[Figure collection entries]

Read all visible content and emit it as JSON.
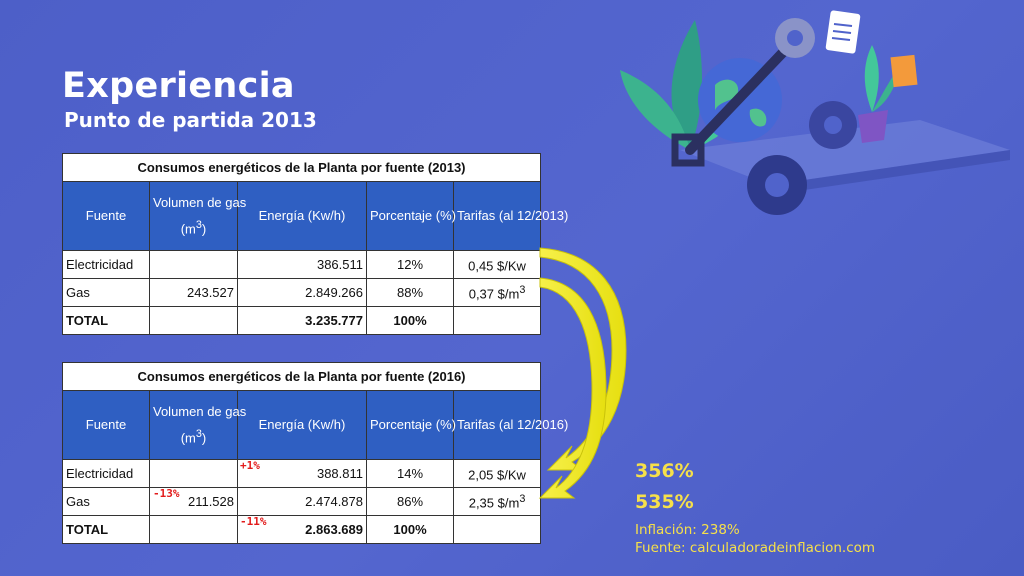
{
  "slide": {
    "title": "Experiencia",
    "subtitle": "Punto de partida 2013"
  },
  "table_2013": {
    "caption": "Consumos energéticos de la Planta por fuente (2013)",
    "headers": [
      "Fuente",
      "Volumen de gas",
      "(m",
      "3",
      ")",
      "Energía (Kw/h)",
      "Porcentaje (%)",
      "Tarifas (al 12/2013)"
    ],
    "rows": [
      {
        "fuente": "Electricidad",
        "volumen": "",
        "energia": "386.511",
        "porcentaje": "12%",
        "tarifa": "0,45 $/Kw",
        "tarifa_sup": ""
      },
      {
        "fuente": "Gas",
        "volumen": "243.527",
        "energia": "2.849.266",
        "porcentaje": "88%",
        "tarifa": "0,37 $/m",
        "tarifa_sup": "3"
      },
      {
        "fuente": "TOTAL",
        "volumen": "",
        "energia": "3.235.777",
        "porcentaje": "100%",
        "tarifa": "",
        "tarifa_sup": ""
      }
    ]
  },
  "table_2016": {
    "caption": "Consumos energéticos de la Planta por fuente (2016)",
    "headers": [
      "Fuente",
      "Volumen de gas",
      "(m",
      "3",
      ")",
      "Energía (Kw/h)",
      "Porcentaje (%)",
      "Tarifas (al 12/2016)"
    ],
    "rows": [
      {
        "fuente": "Electricidad",
        "volumen": "",
        "energia": "388.811",
        "porcentaje": "14%",
        "tarifa": "2,05 $/Kw",
        "tarifa_sup": ""
      },
      {
        "fuente": "Gas",
        "volumen": "211.528",
        "energia": "2.474.878",
        "porcentaje": "86%",
        "tarifa": "2,35 $/m",
        "tarifa_sup": "3"
      },
      {
        "fuente": "TOTAL",
        "volumen": "",
        "energia": "2.863.689",
        "porcentaje": "100%",
        "tarifa": "",
        "tarifa_sup": ""
      }
    ]
  },
  "deltas": {
    "electricidad_energia": "+1%",
    "gas_volumen": "-13%",
    "total_energia": "-11%"
  },
  "stats": {
    "electricidad_tarifa_aumento": "356%",
    "gas_tarifa_aumento": "535%",
    "inflacion": "Inflación: 238%",
    "fuente": "Fuente: calculadoradeinflacion.com"
  },
  "colors": {
    "background": "#5063cb",
    "table_header": "#2f5fc2",
    "arrow": "#f2ec1c",
    "highlight_text": "#f6e04a",
    "delta_text": "#e21b1b"
  },
  "icons": [
    "curved-arrow-icon",
    "wrench-icon",
    "gear-icon",
    "plant-icon",
    "document-icon",
    "globe-icon"
  ]
}
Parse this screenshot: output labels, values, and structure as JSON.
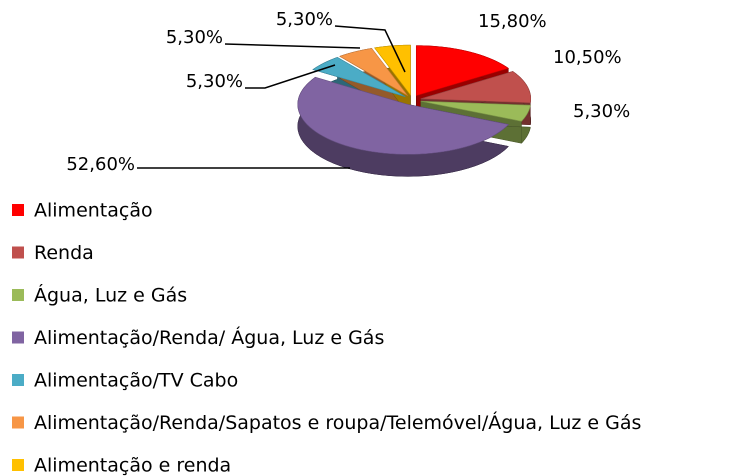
{
  "chart_data": {
    "type": "pie",
    "categories": [
      "Alimentação",
      "Renda",
      "Água, Luz e Gás",
      "Alimentação/Renda/ Água, Luz e Gás",
      "Alimentação/TV Cabo",
      "Alimentação/Renda/Sapatos e roupa/Telemóvel/Água, Luz e Gás",
      "Alimentação e renda"
    ],
    "values": [
      15.8,
      10.5,
      5.3,
      52.6,
      5.3,
      5.3,
      5.3
    ],
    "value_labels": [
      "15,80%",
      "10,50%",
      "5,30%",
      "52,60%",
      "5,30%",
      "5,30%",
      "5,30%"
    ],
    "colors": [
      "#ff0000",
      "#c0504d",
      "#9bbb59",
      "#8064a2",
      "#4bacc6",
      "#f79646",
      "#ffc000"
    ],
    "legend": "bottom"
  }
}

> **TASK PROMPT**:
Without the pictures, return all the records precisely as they stand.

> **CORRECT RESPONSE**:
Read all visible content and emit it as JSON.
{
  "slide": {
    "title": "Experiencia",
    "subtitle": "Punto de partida 2013"
  },
  "table_2013": {
    "caption": "Consumos energéticos de la Planta por fuente (2013)",
    "headers": [
      "Fuente",
      "Volumen de gas",
      "(m",
      "3",
      ")",
      "Energía (Kw/h)",
      "Porcentaje (%)",
      "Tarifas (al 12/2013)"
    ],
    "rows": [
      {
        "fuente": "Electricidad",
        "volumen": "",
        "energia": "386.511",
        "porcentaje": "12%",
        "tarifa": "0,45 $/Kw",
        "tarifa_sup": ""
      },
      {
        "fuente": "Gas",
        "volumen": "243.527",
        "energia": "2.849.266",
        "porcentaje": "88%",
        "tarifa": "0,37 $/m",
        "tarifa_sup": "3"
      },
      {
        "fuente": "TOTAL",
        "volumen": "",
        "energia": "3.235.777",
        "porcentaje": "100%",
        "tarifa": "",
        "tarifa_sup": ""
      }
    ]
  },
  "table_2016": {
    "caption": "Consumos energéticos de la Planta por fuente (2016)",
    "headers": [
      "Fuente",
      "Volumen de gas",
      "(m",
      "3",
      ")",
      "Energía (Kw/h)",
      "Porcentaje (%)",
      "Tarifas (al 12/2016)"
    ],
    "rows": [
      {
        "fuente": "Electricidad",
        "volumen": "",
        "energia": "388.811",
        "porcentaje": "14%",
        "tarifa": "2,05 $/Kw",
        "tarifa_sup": ""
      },
      {
        "fuente": "Gas",
        "volumen": "211.528",
        "energia": "2.474.878",
        "porcentaje": "86%",
        "tarifa": "2,35 $/m",
        "tarifa_sup": "3"
      },
      {
        "fuente": "TOTAL",
        "volumen": "",
        "energia": "2.863.689",
        "porcentaje": "100%",
        "tarifa": "",
        "tarifa_sup": ""
      }
    ]
  },
  "deltas": {
    "electricidad_energia": "+1%",
    "gas_volumen": "-13%",
    "total_energia": "-11%"
  },
  "stats": {
    "electricidad_tarifa_aumento": "356%",
    "gas_tarifa_aumento": "535%",
    "inflacion": "Inflación: 238%",
    "fuente": "Fuente: calculadoradeinflacion.com"
  },
  "colors": {
    "background": "#5063cb",
    "table_header": "#2f5fc2",
    "arrow": "#f2ec1c",
    "highlight_text": "#f6e04a",
    "delta_text": "#e21b1b"
  },
  "icons": [
    "curved-arrow-icon",
    "wrench-icon",
    "gear-icon",
    "plant-icon",
    "document-icon",
    "globe-icon"
  ]
}
Parse this screenshot: output labels, values, and structure as JSON.
{
  "chart_data": {
    "type": "pie",
    "categories": [
      "Alimentação",
      "Renda",
      "Água, Luz e Gás",
      "Alimentação/Renda/ Água, Luz e Gás",
      "Alimentação/TV Cabo",
      "Alimentação/Renda/Sapatos e roupa/Telemóvel/Água, Luz e Gás",
      "Alimentação e renda"
    ],
    "values": [
      15.8,
      10.5,
      5.3,
      52.6,
      5.3,
      5.3,
      5.3
    ],
    "value_labels": [
      "15,80%",
      "10,50%",
      "5,30%",
      "52,60%",
      "5,30%",
      "5,30%",
      "5,30%"
    ],
    "colors": [
      "#ff0000",
      "#c0504d",
      "#9bbb59",
      "#8064a2",
      "#4bacc6",
      "#f79646",
      "#ffc000"
    ],
    "legend": "bottom"
  }
}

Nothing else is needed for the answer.